Restate, word for word, all of the material shown below.

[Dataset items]
■ ■ ■ ■ ■

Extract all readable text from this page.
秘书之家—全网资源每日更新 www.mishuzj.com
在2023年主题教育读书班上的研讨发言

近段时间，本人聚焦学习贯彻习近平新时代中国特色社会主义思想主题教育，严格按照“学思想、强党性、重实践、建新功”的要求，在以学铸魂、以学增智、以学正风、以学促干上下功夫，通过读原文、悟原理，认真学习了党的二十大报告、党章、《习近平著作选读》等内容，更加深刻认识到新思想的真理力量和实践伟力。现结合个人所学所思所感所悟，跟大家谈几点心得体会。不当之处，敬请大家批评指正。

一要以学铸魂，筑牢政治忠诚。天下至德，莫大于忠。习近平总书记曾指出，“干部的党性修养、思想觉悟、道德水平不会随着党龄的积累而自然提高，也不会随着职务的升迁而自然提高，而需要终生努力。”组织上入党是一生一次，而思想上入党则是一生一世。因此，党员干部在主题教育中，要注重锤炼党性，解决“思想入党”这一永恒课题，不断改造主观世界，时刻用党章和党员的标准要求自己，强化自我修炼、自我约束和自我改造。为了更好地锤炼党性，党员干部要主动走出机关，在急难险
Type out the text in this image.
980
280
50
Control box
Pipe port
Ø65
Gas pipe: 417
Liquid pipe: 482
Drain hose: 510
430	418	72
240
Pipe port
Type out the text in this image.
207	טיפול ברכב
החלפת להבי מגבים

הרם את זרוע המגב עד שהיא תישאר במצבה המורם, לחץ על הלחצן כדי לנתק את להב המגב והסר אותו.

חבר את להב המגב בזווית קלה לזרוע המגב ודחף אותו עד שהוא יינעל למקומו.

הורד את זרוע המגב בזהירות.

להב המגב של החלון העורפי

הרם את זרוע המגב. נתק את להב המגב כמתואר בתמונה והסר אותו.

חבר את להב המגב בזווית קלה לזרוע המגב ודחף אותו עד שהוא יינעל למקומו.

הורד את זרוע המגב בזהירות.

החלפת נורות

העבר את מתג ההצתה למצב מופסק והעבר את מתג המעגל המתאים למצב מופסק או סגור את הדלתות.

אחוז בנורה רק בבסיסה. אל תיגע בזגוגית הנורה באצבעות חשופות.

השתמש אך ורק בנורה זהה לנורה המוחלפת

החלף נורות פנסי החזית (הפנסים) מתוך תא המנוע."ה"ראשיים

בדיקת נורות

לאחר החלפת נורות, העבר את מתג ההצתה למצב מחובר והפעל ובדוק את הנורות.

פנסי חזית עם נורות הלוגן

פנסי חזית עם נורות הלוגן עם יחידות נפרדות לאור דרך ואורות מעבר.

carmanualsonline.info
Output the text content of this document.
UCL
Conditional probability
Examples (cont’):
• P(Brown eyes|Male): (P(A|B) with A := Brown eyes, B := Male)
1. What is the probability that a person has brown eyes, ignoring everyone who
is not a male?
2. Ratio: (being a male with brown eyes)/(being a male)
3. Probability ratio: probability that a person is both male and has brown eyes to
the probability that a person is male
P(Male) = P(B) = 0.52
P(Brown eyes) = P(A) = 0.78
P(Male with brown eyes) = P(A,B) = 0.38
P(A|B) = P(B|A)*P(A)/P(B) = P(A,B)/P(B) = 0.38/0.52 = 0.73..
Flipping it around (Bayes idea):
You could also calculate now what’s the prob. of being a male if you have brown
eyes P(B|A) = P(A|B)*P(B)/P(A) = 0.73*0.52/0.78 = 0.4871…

■ ■ ■ ■ ■

● Result of this task:
Extract all readable text from this page.
秘书之家—全网资源每日更新 www.mishuzj.com
在2023年主题教育读书班上的研讨发言

近段时间，本人聚焦学习贯彻习近平新时代中国特色社会主义思想主题教育，严格按照“学思想、强党性、重实践、建新功”的要求，在以学铸魂、以学增智、以学正风、以学促干上下功夫，通过读原文、悟原理，认真学习了党的二十大报告、党章、《习近平著作选读》等内容，更加深刻认识到新思想的真理力量和实践伟力。现结合个人所学所思所感所悟，跟大家谈几点心得体会。不当之处，敬请大家批评指正。

一要以学铸魂，筑牢政治忠诚。天下至德，莫大于忠。习近平总书记曾指出，“干部的党性修养、思想觉悟、道德水平不会随着党龄的积累而自然提高，也不会随着职务的升迁而自然提高，而需要终生努力。”组织上入党是一生一次，而思想上入党则是一生一世。因此，党员干部在主题教育中，要注重锤炼党性，解决“思想入党”这一永恒课题，不断改造主观世界，时刻用党章和党员的标准要求自己，强化自我修炼、自我约束和自我改造。为了更好地锤炼党性，党员干部要主动走出机关，在急难险
Type out the text in this image.
980
280
50
Control box
Pipe port
Ø65
Gas pipe: 417
Liquid pipe: 482
Drain hose: 510
430	418	72
240
Pipe port
Type out the text in this image.
207	טיפול ברכב
החלפת להבי מגבים

הרם את זרוע המגב עד שהיא תישאר במצבה המורם, לחץ על הלחצן כדי לנתק את להב המגב והסר אותו.

חבר את להב המגב בזווית קלה לזרוע המגב ודחף אותו עד שהוא יינעל למקומו.

הורד את זרוע המגב בזהירות.

להב המגב של החלון העורפי

הרם את זרוע המגב. נתק את להב המגב כמתואר בתמונה והסר אותו.

חבר את להב המגב בזווית קלה לזרוע המגב ודחף אותו עד שהוא יינעל למקומו.

הורד את זרוע המגב בזהירות.

החלפת נורות

העבר את מתג ההצתה למצב מופסק והעבר את מתג המעגל המתאים למצב מופסק או סגור את הדלתות.

אחוז בנורה רק בבסיסה. אל תיגע בזגוגית הנורה באצבעות חשופות.

השתמש אך ורק בנורה זהה לנורה המוחלפת

החלף נורות פנסי החזית (הפנסים) מתוך תא המנוע."ה"ראשיים

בדיקת נורות

לאחר החלפת נורות, העבר את מתג ההצתה למצב מחובר והפעל ובדוק את הנורות.

פנסי חזית עם נורות הלוגן

פנסי חזית עם נורות הלוגן עם יחידות נפרדות לאור דרך ואורות מעבר.

carmanualsonline.info
Output the text content of this document.
UCL
Conditional probability
Examples (cont’):
• P(Brown eyes|Male): (P(A|B) with A := Brown eyes, B := Male)
1. What is the probability that a person has brown eyes, ignoring everyone who
is not a male?
2. Ratio: (being a male with brown eyes)/(being a male)
3. Probability ratio: probability that a person is both male and has brown eyes to
the probability that a person is male
P(Male) = P(B) = 0.52
P(Brown eyes) = P(A) = 0.78
P(Male with brown eyes) = P(A,B) = 0.38
P(A|B) = P(B|A)*P(A)/P(B) = P(A,B)/P(B) = 0.38/0.52 = 0.73..
Flipping it around (Bayes idea):
You could also calculate now what’s the prob. of being a male if you have brown
eyes P(B|A) = P(A|B)*P(B)/P(A) = 0.73*0.52/0.78 = 0.4871…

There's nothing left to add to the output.